No images are to be carried over; print all other material exactly as it stands.

Data records
★ ★ ★

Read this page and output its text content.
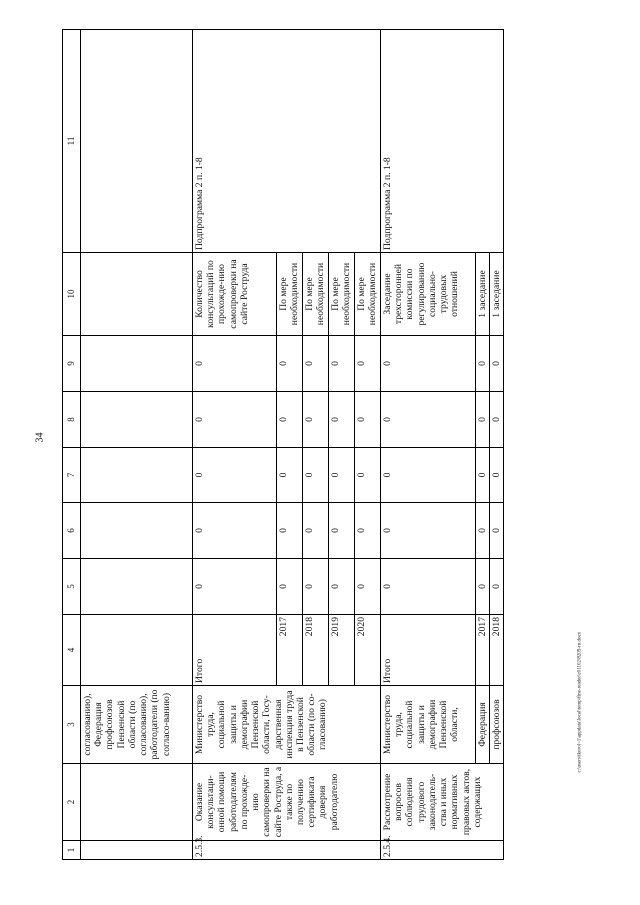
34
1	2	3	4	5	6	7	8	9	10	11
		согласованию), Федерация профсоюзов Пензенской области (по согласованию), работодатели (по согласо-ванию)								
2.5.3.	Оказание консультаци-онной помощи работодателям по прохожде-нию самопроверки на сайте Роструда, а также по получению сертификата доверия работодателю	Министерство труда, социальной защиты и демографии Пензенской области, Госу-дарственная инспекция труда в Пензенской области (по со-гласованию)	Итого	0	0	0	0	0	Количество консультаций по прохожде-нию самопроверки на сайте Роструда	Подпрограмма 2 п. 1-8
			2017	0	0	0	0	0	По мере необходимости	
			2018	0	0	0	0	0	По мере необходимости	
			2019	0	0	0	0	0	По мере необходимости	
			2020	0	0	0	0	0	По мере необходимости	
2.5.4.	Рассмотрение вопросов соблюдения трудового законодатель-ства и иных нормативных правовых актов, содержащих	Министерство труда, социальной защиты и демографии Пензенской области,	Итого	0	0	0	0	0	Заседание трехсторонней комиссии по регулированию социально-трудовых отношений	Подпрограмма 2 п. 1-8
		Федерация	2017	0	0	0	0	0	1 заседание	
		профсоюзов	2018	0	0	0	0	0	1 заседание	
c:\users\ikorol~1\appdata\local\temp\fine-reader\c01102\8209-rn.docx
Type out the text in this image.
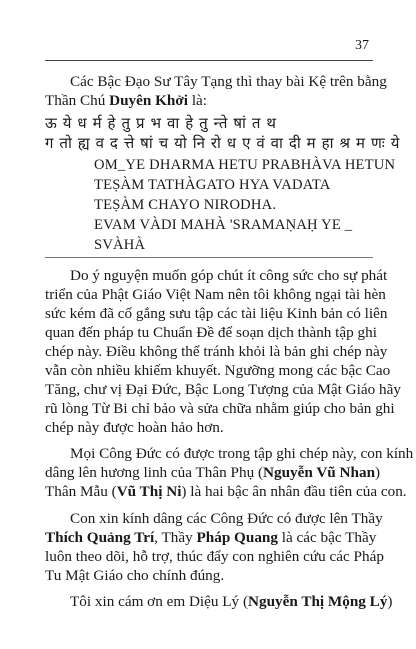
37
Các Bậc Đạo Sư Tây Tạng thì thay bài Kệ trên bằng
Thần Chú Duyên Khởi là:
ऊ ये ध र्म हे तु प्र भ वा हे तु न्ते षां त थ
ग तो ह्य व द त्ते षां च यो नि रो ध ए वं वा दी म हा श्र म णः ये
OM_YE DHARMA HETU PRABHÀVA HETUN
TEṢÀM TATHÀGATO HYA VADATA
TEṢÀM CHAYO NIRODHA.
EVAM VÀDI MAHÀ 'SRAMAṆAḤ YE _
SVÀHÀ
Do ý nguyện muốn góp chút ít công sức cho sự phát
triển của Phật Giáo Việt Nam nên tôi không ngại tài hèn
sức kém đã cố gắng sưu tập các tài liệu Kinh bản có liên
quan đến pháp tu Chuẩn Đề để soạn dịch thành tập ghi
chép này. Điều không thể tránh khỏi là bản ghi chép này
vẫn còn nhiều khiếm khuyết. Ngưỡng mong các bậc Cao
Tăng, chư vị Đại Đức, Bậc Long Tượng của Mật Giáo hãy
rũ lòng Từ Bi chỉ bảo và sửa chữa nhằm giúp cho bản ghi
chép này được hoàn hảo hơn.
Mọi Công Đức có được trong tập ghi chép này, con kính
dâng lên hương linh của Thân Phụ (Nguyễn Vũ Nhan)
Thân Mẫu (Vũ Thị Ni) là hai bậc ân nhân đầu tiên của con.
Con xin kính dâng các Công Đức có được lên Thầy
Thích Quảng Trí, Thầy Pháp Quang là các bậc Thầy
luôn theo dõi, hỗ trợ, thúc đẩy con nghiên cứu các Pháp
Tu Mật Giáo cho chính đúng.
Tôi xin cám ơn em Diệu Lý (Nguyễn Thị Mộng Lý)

★ ★ ★

• REPLY TO THE EXERCISE
Read this page and output its text content.
34
1	2	3	4	5	6	7	8	9	10	11
		согласованию), Федерация профсоюзов Пензенской области (по согласованию), работодатели (по согласо-ванию)								
2.5.3.	Оказание консультаци-онной помощи работодателям по прохожде-нию самопроверки на сайте Роструда, а также по получению сертификата доверия работодателю	Министерство труда, социальной защиты и демографии Пензенской области, Госу-дарственная инспекция труда в Пензенской области (по со-гласованию)	Итого	0	0	0	0	0	Количество консультаций по прохожде-нию самопроверки на сайте Роструда	Подпрограмма 2 п. 1-8
			2017	0	0	0	0	0	По мере необходимости	
			2018	0	0	0	0	0	По мере необходимости	
			2019	0	0	0	0	0	По мере необходимости	
			2020	0	0	0	0	0	По мере необходимости	
2.5.4.	Рассмотрение вопросов соблюдения трудового законодатель-ства и иных нормативных правовых актов, содержащих	Министерство труда, социальной защиты и демографии Пензенской области,	Итого	0	0	0	0	0	Заседание трехсторонней комиссии по регулированию социально-трудовых отношений	Подпрограмма 2 п. 1-8
		Федерация	2017	0	0	0	0	0	1 заседание	
		профсоюзов	2018	0	0	0	0	0	1 заседание	
c:\users\ikorol~1\appdata\local\temp\fine-reader\c01102\8209-rn.docx
Type out the text in this image.
37
Các Bậc Đạo Sư Tây Tạng thì thay bài Kệ trên bằng
Thần Chú Duyên Khởi là:
ऊ ये ध र्म हे तु प्र भ वा हे तु न्ते षां त थ
ग तो ह्य व द त्ते षां च यो नि रो ध ए वं वा दी म हा श्र म णः ये
OM_YE DHARMA HETU PRABHÀVA HETUN
TEṢÀM TATHÀGATO HYA VADATA
TEṢÀM CHAYO NIRODHA.
EVAM VÀDI MAHÀ 'SRAMAṆAḤ YE _
SVÀHÀ
Do ý nguyện muốn góp chút ít công sức cho sự phát
triển của Phật Giáo Việt Nam nên tôi không ngại tài hèn
sức kém đã cố gắng sưu tập các tài liệu Kinh bản có liên
quan đến pháp tu Chuẩn Đề để soạn dịch thành tập ghi
chép này. Điều không thể tránh khỏi là bản ghi chép này
vẫn còn nhiều khiếm khuyết. Ngưỡng mong các bậc Cao
Tăng, chư vị Đại Đức, Bậc Long Tượng của Mật Giáo hãy
rũ lòng Từ Bi chỉ bảo và sửa chữa nhằm giúp cho bản ghi
chép này được hoàn hảo hơn.
Mọi Công Đức có được trong tập ghi chép này, con kính
dâng lên hương linh của Thân Phụ (Nguyễn Vũ Nhan)
Thân Mẫu (Vũ Thị Ni) là hai bậc ân nhân đầu tiên của con.
Con xin kính dâng các Công Đức có được lên Thầy
Thích Quảng Trí, Thầy Pháp Quang là các bậc Thầy
luôn theo dõi, hỗ trợ, thúc đẩy con nghiên cứu các Pháp
Tu Mật Giáo cho chính đúng.
Tôi xin cám ơn em Diệu Lý (Nguyễn Thị Mộng Lý)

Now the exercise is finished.